Structured figure records
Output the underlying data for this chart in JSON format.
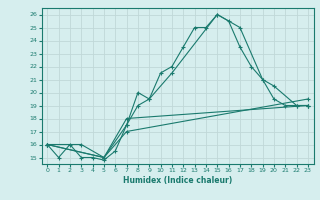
{
  "xlabel": "Humidex (Indice chaleur)",
  "ylabel": "",
  "background_color": "#d6eeee",
  "grid_color": "#c0d8d8",
  "line_color": "#1a7a6e",
  "xlim": [
    -0.5,
    23.5
  ],
  "ylim": [
    14.5,
    26.5
  ],
  "xticks": [
    0,
    1,
    2,
    3,
    4,
    5,
    6,
    7,
    8,
    9,
    10,
    11,
    12,
    13,
    14,
    15,
    16,
    17,
    18,
    19,
    20,
    21,
    22,
    23
  ],
  "yticks": [
    15,
    16,
    17,
    18,
    19,
    20,
    21,
    22,
    23,
    24,
    25,
    26
  ],
  "series": [
    {
      "x": [
        0,
        1,
        2,
        3,
        4,
        5,
        6,
        7,
        8,
        9,
        10,
        11,
        12,
        13,
        14,
        15,
        16,
        17,
        18,
        19,
        20,
        21,
        22,
        23
      ],
      "y": [
        16,
        15,
        16,
        15,
        15,
        14.8,
        15.5,
        17.5,
        19,
        19.5,
        21.5,
        22,
        23.5,
        25,
        25,
        26,
        25.5,
        23.5,
        22,
        21,
        19.5,
        19,
        19,
        19
      ]
    },
    {
      "x": [
        0,
        5,
        7,
        8,
        9,
        11,
        15,
        17,
        19,
        20,
        22,
        23
      ],
      "y": [
        16,
        15,
        17.5,
        20,
        19.5,
        21.5,
        26,
        25,
        21,
        20.5,
        19,
        19
      ]
    },
    {
      "x": [
        0,
        3,
        5,
        7,
        23
      ],
      "y": [
        16,
        16,
        15,
        18,
        19
      ]
    },
    {
      "x": [
        0,
        5,
        7,
        23
      ],
      "y": [
        16,
        15,
        17,
        19.5
      ]
    }
  ]
}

[WRITTEN EXERCISE]:
Return every line of the records exactly as given, pictures excluded.

[TASK RESULT]:
Output the underlying data for this chart in JSON format.
{
  "xlabel": "Humidex (Indice chaleur)",
  "ylabel": "",
  "background_color": "#d6eeee",
  "grid_color": "#c0d8d8",
  "line_color": "#1a7a6e",
  "xlim": [
    -0.5,
    23.5
  ],
  "ylim": [
    14.5,
    26.5
  ],
  "xticks": [
    0,
    1,
    2,
    3,
    4,
    5,
    6,
    7,
    8,
    9,
    10,
    11,
    12,
    13,
    14,
    15,
    16,
    17,
    18,
    19,
    20,
    21,
    22,
    23
  ],
  "yticks": [
    15,
    16,
    17,
    18,
    19,
    20,
    21,
    22,
    23,
    24,
    25,
    26
  ],
  "series": [
    {
      "x": [
        0,
        1,
        2,
        3,
        4,
        5,
        6,
        7,
        8,
        9,
        10,
        11,
        12,
        13,
        14,
        15,
        16,
        17,
        18,
        19,
        20,
        21,
        22,
        23
      ],
      "y": [
        16,
        15,
        16,
        15,
        15,
        14.8,
        15.5,
        17.5,
        19,
        19.5,
        21.5,
        22,
        23.5,
        25,
        25,
        26,
        25.5,
        23.5,
        22,
        21,
        19.5,
        19,
        19,
        19
      ]
    },
    {
      "x": [
        0,
        5,
        7,
        8,
        9,
        11,
        15,
        17,
        19,
        20,
        22,
        23
      ],
      "y": [
        16,
        15,
        17.5,
        20,
        19.5,
        21.5,
        26,
        25,
        21,
        20.5,
        19,
        19
      ]
    },
    {
      "x": [
        0,
        3,
        5,
        7,
        23
      ],
      "y": [
        16,
        16,
        15,
        18,
        19
      ]
    },
    {
      "x": [
        0,
        5,
        7,
        23
      ],
      "y": [
        16,
        15,
        17,
        19.5
      ]
    }
  ]
}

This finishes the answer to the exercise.